Restate every entry word for word.

++++ SUPPLIED INFORMATION ++++

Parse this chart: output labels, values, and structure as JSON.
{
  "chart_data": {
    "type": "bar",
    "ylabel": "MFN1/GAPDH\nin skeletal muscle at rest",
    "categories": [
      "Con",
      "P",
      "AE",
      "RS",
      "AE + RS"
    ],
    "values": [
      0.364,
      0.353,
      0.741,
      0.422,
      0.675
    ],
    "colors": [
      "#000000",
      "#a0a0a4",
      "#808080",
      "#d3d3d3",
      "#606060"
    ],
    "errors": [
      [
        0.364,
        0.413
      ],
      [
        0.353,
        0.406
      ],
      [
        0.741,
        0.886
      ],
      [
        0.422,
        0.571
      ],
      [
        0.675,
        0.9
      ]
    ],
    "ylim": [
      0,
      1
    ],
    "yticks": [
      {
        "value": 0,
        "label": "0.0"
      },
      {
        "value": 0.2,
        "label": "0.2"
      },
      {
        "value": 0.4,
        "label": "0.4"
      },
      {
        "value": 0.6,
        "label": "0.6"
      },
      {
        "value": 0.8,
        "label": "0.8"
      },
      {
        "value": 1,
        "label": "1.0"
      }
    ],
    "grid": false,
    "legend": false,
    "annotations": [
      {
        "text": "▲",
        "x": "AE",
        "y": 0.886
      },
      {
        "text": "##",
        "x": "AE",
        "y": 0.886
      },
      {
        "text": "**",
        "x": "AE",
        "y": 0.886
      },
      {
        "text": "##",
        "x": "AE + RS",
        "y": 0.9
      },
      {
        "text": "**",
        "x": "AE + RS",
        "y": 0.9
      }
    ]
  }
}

++++

■ EXERCISE ANSWER ■
Parse this chart: output labels, values, and structure as JSON.
{
  "chart_data": {
    "type": "bar",
    "ylabel": "MFN1/GAPDH\nin skeletal muscle at rest",
    "categories": [
      "Con",
      "P",
      "AE",
      "RS",
      "AE + RS"
    ],
    "values": [
      0.364,
      0.353,
      0.741,
      0.422,
      0.675
    ],
    "colors": [
      "#000000",
      "#a0a0a4",
      "#808080",
      "#d3d3d3",
      "#606060"
    ],
    "errors": [
      [
        0.364,
        0.413
      ],
      [
        0.353,
        0.406
      ],
      [
        0.741,
        0.886
      ],
      [
        0.422,
        0.571
      ],
      [
        0.675,
        0.9
      ]
    ],
    "ylim": [
      0,
      1
    ],
    "yticks": [
      {
        "value": 0,
        "label": "0.0"
      },
      {
        "value": 0.2,
        "label": "0.2"
      },
      {
        "value": 0.4,
        "label": "0.4"
      },
      {
        "value": 0.6,
        "label": "0.6"
      },
      {
        "value": 0.8,
        "label": "0.8"
      },
      {
        "value": 1,
        "label": "1.0"
      }
    ],
    "grid": false,
    "legend": false,
    "annotations": [
      {
        "text": "▲",
        "x": "AE",
        "y": 0.886
      },
      {
        "text": "##",
        "x": "AE",
        "y": 0.886
      },
      {
        "text": "**",
        "x": "AE",
        "y": 0.886
      },
      {
        "text": "##",
        "x": "AE + RS",
        "y": 0.9
      },
      {
        "text": "**",
        "x": "AE + RS",
        "y": 0.9
      }
    ]
  }
}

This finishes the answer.